## What to work on:
Scan the listing below. Report each line that includes "grid".

## Entries provided:
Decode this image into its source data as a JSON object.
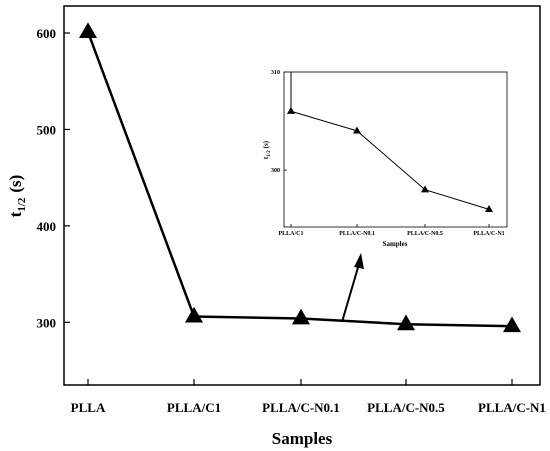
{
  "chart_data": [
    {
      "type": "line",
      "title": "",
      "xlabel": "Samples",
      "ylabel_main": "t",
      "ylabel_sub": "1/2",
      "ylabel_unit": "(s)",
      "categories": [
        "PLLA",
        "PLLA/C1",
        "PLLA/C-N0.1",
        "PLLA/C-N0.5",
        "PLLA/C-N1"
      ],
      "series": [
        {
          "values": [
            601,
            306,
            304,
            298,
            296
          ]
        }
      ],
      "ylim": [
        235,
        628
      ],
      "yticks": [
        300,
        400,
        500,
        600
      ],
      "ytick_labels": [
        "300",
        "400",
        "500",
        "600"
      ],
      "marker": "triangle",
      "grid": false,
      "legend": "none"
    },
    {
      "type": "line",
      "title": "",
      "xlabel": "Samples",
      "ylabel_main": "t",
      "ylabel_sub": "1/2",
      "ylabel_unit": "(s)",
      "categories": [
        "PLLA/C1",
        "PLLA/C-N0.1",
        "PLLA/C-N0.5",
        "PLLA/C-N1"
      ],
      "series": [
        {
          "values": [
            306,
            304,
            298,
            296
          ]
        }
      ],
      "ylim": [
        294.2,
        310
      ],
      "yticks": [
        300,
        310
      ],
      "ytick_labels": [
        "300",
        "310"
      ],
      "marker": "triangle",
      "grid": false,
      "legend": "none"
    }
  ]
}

==

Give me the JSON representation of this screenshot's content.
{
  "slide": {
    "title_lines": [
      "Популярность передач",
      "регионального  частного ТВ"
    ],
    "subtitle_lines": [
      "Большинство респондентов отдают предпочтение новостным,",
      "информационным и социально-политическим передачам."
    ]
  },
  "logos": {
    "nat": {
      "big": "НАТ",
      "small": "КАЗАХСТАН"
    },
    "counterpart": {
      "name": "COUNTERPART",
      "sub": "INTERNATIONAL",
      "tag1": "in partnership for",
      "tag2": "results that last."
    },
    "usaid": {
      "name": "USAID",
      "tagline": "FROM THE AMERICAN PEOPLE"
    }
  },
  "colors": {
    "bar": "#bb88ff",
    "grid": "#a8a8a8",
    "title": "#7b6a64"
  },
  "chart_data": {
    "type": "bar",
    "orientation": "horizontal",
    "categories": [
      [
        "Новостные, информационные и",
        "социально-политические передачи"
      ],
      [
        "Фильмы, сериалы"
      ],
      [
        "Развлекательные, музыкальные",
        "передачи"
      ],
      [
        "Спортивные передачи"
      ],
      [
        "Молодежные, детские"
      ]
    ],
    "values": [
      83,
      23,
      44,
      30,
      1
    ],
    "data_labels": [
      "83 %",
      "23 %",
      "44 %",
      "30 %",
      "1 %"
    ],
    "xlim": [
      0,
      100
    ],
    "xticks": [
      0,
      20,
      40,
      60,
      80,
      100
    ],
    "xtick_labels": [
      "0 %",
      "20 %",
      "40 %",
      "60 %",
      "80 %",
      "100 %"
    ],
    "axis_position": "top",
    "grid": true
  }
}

## Solution to this exercise:
      "grid": false,
      "grid": false,
    "grid": "#a8a8a8",
    "grid": true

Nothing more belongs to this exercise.